## [PROBLEM]
Each record is to be transcribed exactly.

— START OF DATASET —

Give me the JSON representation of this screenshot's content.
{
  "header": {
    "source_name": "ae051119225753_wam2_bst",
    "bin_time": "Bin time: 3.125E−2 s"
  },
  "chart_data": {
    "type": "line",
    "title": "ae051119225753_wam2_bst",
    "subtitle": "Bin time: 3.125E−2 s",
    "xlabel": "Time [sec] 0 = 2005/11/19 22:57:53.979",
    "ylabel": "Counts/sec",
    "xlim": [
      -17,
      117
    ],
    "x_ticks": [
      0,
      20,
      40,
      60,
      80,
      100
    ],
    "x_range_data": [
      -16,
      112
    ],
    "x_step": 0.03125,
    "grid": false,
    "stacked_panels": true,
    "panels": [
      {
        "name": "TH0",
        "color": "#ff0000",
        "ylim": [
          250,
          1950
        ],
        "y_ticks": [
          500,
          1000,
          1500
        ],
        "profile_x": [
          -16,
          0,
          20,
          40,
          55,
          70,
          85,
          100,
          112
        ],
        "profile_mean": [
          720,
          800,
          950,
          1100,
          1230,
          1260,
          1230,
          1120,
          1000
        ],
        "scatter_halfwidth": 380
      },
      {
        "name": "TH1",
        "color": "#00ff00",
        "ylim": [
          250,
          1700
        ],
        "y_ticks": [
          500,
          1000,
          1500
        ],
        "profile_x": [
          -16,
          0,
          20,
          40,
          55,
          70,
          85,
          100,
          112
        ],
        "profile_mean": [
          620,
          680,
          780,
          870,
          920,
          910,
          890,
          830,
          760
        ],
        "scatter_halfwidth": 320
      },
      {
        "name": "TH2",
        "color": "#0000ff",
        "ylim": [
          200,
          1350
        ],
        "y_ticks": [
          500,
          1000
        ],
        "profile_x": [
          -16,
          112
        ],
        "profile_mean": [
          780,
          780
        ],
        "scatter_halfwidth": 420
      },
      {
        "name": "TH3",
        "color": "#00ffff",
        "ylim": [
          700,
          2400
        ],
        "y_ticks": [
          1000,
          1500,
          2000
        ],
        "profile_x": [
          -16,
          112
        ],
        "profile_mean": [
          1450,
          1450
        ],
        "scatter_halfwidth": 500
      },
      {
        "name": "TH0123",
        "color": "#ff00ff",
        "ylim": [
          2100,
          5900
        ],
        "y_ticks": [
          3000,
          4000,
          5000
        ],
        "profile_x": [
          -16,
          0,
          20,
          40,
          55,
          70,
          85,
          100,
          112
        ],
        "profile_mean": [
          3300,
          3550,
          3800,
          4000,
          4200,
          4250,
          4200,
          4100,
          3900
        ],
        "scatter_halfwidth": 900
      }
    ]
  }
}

— END OF DATASET —

## [ANSWER IN FULL]
Give me the JSON representation of this screenshot's content.
{
  "header": {
    "source_name": "ae051119225753_wam2_bst",
    "bin_time": "Bin time: 3.125E−2 s"
  },
  "chart_data": {
    "type": "line",
    "title": "ae051119225753_wam2_bst",
    "subtitle": "Bin time: 3.125E−2 s",
    "xlabel": "Time [sec] 0 = 2005/11/19 22:57:53.979",
    "ylabel": "Counts/sec",
    "xlim": [
      -17,
      117
    ],
    "x_ticks": [
      0,
      20,
      40,
      60,
      80,
      100
    ],
    "x_range_data": [
      -16,
      112
    ],
    "x_step": 0.03125,
    "grid": false,
    "stacked_panels": true,
    "panels": [
      {
        "name": "TH0",
        "color": "#ff0000",
        "ylim": [
          250,
          1950
        ],
        "y_ticks": [
          500,
          1000,
          1500
        ],
        "profile_x": [
          -16,
          0,
          20,
          40,
          55,
          70,
          85,
          100,
          112
        ],
        "profile_mean": [
          720,
          800,
          950,
          1100,
          1230,
          1260,
          1230,
          1120,
          1000
        ],
        "scatter_halfwidth": 380
      },
      {
        "name": "TH1",
        "color": "#00ff00",
        "ylim": [
          250,
          1700
        ],
        "y_ticks": [
          500,
          1000,
          1500
        ],
        "profile_x": [
          -16,
          0,
          20,
          40,
          55,
          70,
          85,
          100,
          112
        ],
        "profile_mean": [
          620,
          680,
          780,
          870,
          920,
          910,
          890,
          830,
          760
        ],
        "scatter_halfwidth": 320
      },
      {
        "name": "TH2",
        "color": "#0000ff",
        "ylim": [
          200,
          1350
        ],
        "y_ticks": [
          500,
          1000
        ],
        "profile_x": [
          -16,
          112
        ],
        "profile_mean": [
          780,
          780
        ],
        "scatter_halfwidth": 420
      },
      {
        "name": "TH3",
        "color": "#00ffff",
        "ylim": [
          700,
          2400
        ],
        "y_ticks": [
          1000,
          1500,
          2000
        ],
        "profile_x": [
          -16,
          112
        ],
        "profile_mean": [
          1450,
          1450
        ],
        "scatter_halfwidth": 500
      },
      {
        "name": "TH0123",
        "color": "#ff00ff",
        "ylim": [
          2100,
          5900
        ],
        "y_ticks": [
          3000,
          4000,
          5000
        ],
        "profile_x": [
          -16,
          0,
          20,
          40,
          55,
          70,
          85,
          100,
          112
        ],
        "profile_mean": [
          3300,
          3550,
          3800,
          4000,
          4200,
          4250,
          4200,
          4100,
          3900
        ],
        "scatter_halfwidth": 900
      }
    ]
  }
}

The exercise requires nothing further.